··· Records to process
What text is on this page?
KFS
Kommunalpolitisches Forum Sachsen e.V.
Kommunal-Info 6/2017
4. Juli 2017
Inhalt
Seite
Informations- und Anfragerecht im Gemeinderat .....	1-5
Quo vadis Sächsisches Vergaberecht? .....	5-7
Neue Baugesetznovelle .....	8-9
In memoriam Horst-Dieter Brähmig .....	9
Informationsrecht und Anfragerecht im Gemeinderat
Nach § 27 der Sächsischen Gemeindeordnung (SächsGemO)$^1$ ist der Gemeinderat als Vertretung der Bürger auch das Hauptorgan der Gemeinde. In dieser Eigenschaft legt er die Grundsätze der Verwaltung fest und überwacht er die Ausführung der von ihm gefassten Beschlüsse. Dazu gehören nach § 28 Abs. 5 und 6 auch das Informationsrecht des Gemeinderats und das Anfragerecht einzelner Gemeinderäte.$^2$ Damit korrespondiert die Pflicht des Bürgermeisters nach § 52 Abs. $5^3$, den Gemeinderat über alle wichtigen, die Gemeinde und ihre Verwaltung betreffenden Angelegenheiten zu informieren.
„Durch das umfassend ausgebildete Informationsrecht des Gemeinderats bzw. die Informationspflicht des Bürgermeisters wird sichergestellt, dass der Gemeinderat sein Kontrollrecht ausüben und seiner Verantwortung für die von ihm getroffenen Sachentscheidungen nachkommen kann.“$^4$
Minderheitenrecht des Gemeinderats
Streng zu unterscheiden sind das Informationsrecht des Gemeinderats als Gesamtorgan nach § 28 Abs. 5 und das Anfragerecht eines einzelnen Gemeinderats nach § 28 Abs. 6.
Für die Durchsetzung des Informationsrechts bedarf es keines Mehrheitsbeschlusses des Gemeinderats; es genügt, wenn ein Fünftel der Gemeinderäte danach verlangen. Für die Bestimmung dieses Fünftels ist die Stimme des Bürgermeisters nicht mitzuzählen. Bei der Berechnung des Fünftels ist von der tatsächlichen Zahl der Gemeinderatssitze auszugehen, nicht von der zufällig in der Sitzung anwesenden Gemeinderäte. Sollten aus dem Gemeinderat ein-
······
··· Records to process
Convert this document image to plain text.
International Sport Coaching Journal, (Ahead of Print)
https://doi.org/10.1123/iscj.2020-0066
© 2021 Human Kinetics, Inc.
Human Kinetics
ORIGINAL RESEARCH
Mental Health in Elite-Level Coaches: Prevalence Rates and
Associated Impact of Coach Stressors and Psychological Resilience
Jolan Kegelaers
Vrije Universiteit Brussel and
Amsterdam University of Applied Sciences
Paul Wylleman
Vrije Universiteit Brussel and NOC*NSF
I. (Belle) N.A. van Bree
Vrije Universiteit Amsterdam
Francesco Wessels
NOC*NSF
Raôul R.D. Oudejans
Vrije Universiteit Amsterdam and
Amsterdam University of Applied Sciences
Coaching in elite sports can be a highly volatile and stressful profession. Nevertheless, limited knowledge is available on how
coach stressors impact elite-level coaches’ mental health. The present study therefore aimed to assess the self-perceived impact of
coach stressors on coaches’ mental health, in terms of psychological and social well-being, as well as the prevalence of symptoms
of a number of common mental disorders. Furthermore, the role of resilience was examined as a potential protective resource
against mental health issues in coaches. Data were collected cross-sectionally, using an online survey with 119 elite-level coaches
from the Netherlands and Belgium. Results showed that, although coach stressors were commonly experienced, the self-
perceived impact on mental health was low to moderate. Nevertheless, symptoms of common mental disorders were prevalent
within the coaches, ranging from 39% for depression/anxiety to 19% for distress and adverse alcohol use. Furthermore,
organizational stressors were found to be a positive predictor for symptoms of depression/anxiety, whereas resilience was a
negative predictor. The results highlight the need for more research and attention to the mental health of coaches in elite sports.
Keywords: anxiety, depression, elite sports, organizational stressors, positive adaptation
······
··· Records to process
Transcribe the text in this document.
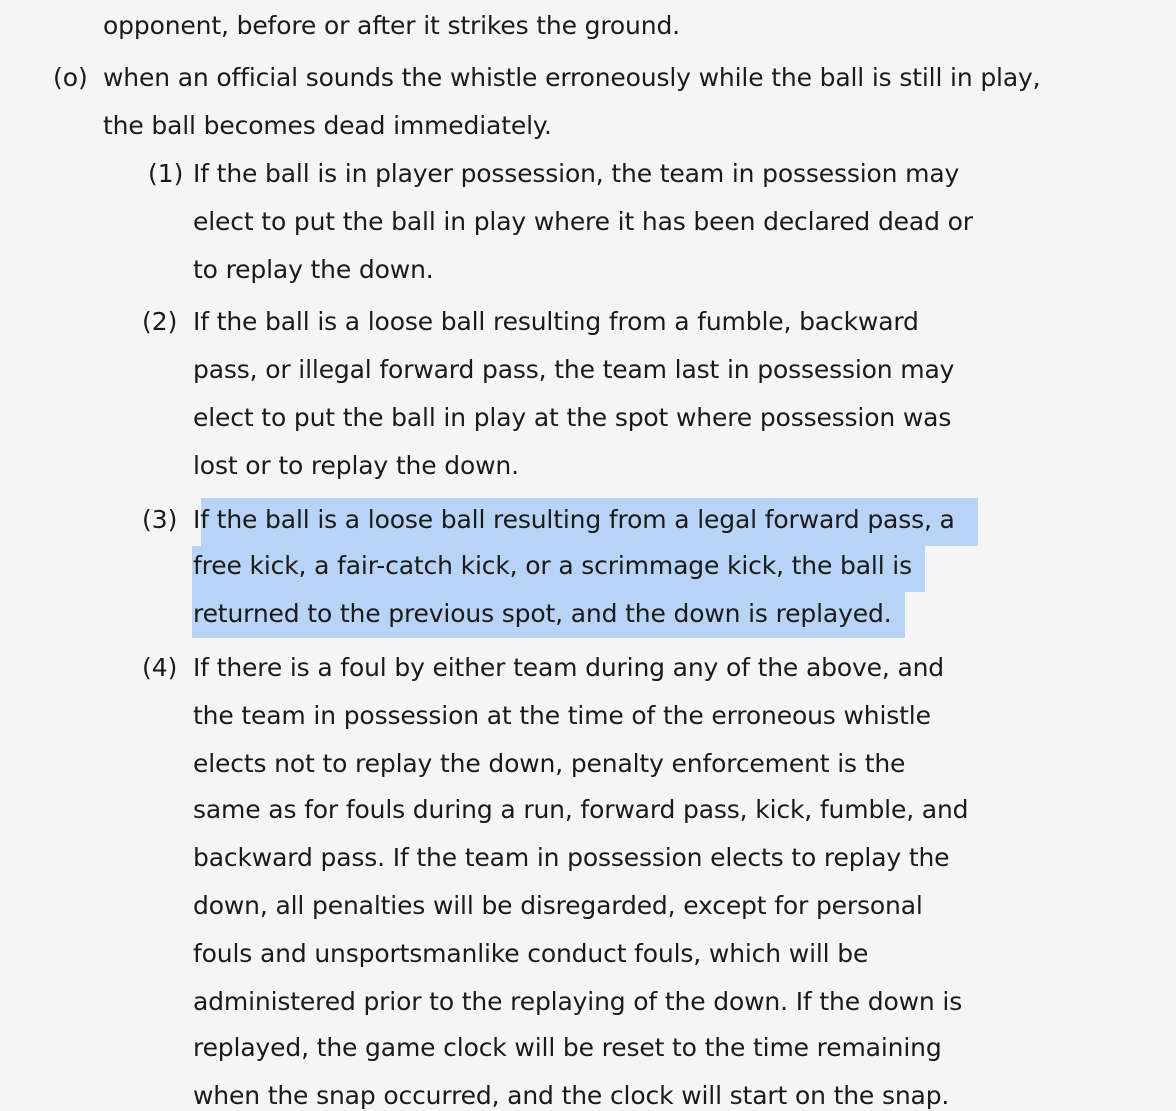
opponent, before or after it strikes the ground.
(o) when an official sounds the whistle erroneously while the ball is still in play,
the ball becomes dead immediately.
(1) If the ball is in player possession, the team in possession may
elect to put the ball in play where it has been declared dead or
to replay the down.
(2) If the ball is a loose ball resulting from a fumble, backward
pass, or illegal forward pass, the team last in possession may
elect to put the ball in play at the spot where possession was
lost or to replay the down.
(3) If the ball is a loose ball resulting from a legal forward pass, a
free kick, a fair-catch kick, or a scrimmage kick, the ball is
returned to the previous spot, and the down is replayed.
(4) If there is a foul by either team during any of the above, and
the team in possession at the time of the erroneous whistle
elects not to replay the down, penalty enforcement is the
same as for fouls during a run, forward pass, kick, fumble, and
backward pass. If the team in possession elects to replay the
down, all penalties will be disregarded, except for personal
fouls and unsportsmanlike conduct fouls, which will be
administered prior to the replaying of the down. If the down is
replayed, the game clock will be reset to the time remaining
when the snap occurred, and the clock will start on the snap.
······
Using the entries above, return each line that includes the word "Furthermore".

* **Result of the exercise**:
of a number of common mental disorders. Furthermore, the role of resilience was examined as a potential protective resource
within the coaches, ranging from 39% for depression/anxiety to 19% for distress and adverse alcohol use. Furthermore,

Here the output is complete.